Exercise aim: Keep only the lines of the data below that contain "title", and copy them.
========================
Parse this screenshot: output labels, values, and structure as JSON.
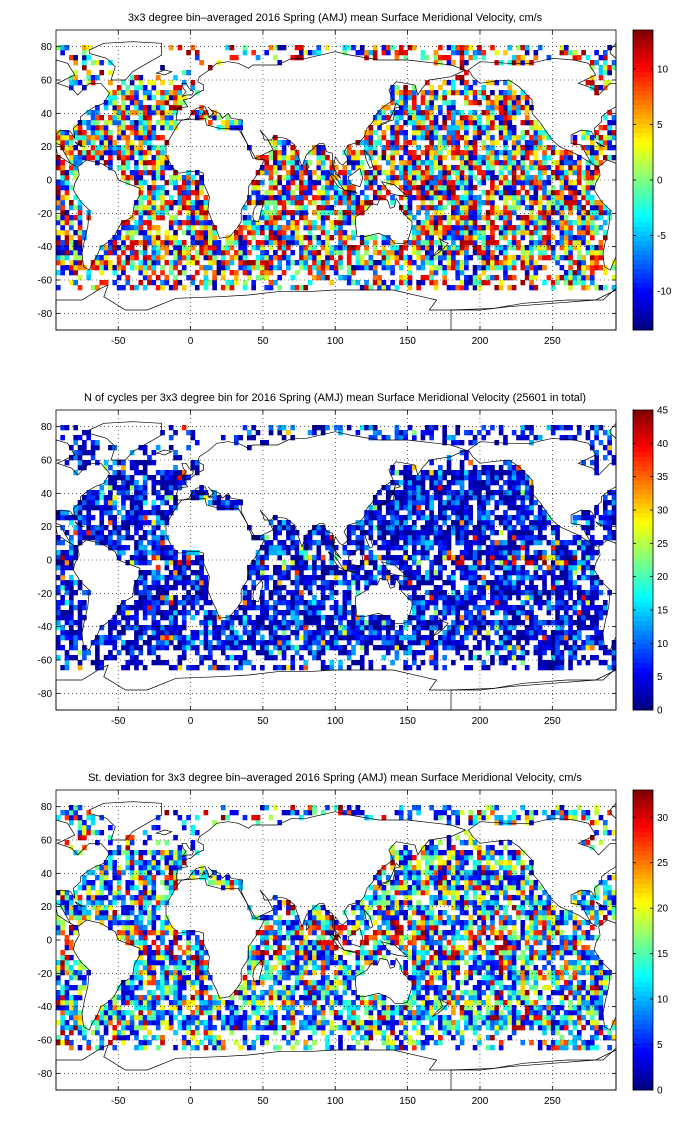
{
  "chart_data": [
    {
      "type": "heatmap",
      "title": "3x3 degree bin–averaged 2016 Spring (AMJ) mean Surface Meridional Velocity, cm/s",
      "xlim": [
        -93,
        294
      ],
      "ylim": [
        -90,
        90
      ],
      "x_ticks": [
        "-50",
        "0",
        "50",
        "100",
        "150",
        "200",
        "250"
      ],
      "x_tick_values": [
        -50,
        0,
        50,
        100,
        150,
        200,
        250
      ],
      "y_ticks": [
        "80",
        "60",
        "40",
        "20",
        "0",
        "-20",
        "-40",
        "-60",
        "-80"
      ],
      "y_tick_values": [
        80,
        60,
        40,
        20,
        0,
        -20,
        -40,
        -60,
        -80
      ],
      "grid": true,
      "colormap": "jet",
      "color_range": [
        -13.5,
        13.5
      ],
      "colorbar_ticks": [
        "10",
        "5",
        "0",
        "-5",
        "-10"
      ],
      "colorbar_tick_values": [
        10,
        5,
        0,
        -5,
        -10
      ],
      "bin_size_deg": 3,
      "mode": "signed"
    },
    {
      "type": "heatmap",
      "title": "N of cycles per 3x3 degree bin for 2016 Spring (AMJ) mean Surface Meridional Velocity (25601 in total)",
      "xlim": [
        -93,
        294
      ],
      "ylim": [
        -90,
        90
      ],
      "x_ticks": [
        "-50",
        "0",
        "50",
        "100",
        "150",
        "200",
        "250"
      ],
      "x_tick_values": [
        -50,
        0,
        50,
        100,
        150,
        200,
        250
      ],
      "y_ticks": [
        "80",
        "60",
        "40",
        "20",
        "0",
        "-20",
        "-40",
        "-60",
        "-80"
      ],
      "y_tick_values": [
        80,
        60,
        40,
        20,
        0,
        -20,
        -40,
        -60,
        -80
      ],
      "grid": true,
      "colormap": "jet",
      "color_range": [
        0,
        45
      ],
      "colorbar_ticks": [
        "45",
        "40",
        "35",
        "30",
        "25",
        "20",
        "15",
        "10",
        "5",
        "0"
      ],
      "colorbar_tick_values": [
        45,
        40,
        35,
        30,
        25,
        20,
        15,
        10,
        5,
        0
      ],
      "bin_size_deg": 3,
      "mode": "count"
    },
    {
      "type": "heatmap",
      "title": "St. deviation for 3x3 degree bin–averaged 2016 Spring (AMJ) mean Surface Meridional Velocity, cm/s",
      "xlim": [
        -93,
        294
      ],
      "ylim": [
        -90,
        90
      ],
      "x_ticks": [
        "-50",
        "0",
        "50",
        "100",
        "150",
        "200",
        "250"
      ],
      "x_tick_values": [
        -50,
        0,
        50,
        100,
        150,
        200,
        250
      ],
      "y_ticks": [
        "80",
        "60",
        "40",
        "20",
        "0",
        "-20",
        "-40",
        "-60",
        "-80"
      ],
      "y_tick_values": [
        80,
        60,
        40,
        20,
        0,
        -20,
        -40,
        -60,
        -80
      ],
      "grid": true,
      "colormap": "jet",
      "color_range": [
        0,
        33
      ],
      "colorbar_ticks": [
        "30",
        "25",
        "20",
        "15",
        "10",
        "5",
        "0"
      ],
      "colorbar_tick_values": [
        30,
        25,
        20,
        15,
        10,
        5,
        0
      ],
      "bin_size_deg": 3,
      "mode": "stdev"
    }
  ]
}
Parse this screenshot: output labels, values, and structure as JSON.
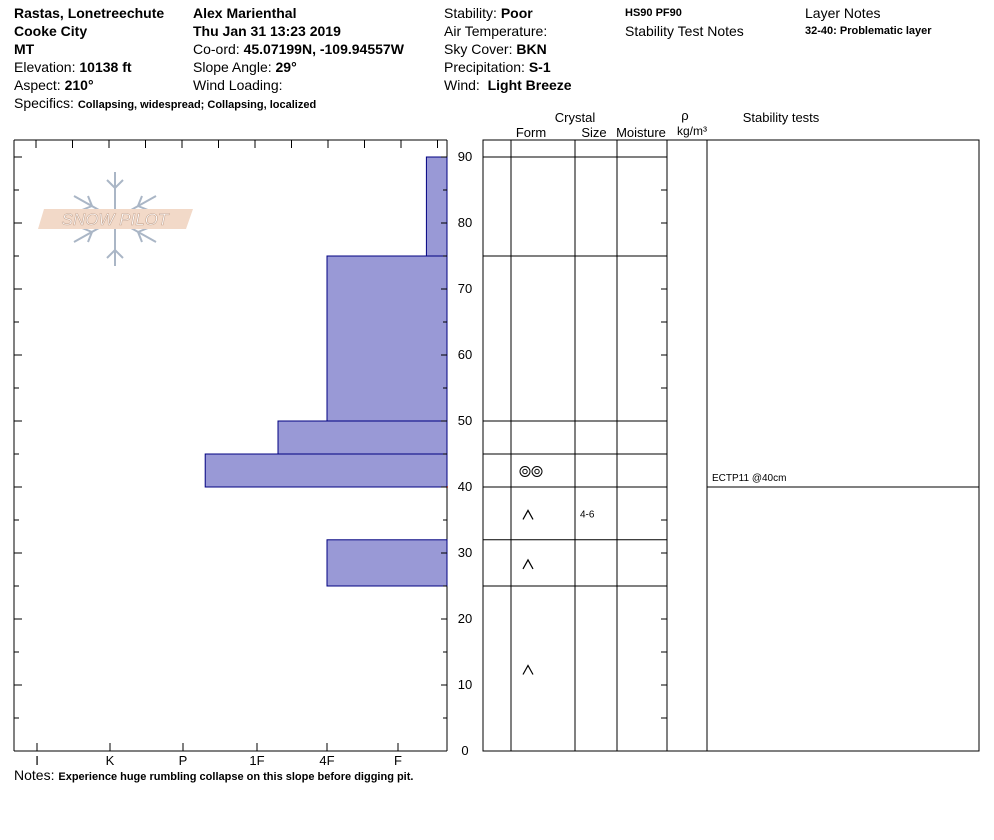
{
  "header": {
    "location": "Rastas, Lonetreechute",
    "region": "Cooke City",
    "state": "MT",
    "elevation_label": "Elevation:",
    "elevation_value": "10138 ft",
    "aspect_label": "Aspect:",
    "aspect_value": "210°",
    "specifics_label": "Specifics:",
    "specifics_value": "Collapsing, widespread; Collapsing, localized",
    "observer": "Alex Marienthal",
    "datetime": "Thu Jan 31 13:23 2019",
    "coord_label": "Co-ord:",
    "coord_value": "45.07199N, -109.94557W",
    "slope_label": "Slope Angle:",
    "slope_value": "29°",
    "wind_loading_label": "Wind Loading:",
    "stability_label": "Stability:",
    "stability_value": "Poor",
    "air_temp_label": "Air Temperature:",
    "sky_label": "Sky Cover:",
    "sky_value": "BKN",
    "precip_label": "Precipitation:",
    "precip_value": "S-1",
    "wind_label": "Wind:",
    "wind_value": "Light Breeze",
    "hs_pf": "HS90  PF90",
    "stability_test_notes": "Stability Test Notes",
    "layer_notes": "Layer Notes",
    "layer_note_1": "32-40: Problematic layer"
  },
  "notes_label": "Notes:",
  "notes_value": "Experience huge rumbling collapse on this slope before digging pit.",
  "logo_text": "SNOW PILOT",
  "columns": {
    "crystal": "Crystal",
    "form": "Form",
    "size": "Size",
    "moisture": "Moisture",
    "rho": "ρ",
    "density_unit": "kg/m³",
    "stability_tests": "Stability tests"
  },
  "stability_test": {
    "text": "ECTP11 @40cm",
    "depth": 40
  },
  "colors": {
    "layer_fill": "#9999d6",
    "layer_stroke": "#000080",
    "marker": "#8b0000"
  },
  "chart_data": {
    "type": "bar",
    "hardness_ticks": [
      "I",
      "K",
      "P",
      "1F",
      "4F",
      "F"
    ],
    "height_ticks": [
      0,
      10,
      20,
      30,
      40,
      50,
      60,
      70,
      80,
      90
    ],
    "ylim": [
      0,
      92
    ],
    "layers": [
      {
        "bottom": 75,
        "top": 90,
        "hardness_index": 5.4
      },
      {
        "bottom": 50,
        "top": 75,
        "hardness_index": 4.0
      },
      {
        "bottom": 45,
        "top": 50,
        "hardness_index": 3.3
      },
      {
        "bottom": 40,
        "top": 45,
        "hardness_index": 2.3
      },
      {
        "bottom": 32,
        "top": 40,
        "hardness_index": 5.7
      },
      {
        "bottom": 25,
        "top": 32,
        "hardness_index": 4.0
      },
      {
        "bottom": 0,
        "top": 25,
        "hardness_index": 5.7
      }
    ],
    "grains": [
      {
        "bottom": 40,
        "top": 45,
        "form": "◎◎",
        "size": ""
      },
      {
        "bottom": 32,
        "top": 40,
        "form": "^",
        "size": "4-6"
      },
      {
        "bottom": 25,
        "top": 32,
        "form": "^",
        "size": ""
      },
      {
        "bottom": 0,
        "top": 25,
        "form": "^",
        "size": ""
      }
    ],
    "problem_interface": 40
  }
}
========================
Task response:
      "title": "3x3 degree bin–averaged 2016 Spring (AMJ) mean Surface Meridional Velocity, cm/s",
      "title": "N of cycles per 3x3 degree bin for 2016 Spring (AMJ) mean Surface Meridional Velocity (25601 in total)",
      "title": "St. deviation for 3x3 degree bin–averaged 2016 Spring (AMJ) mean Surface Meridional Velocity, cm/s",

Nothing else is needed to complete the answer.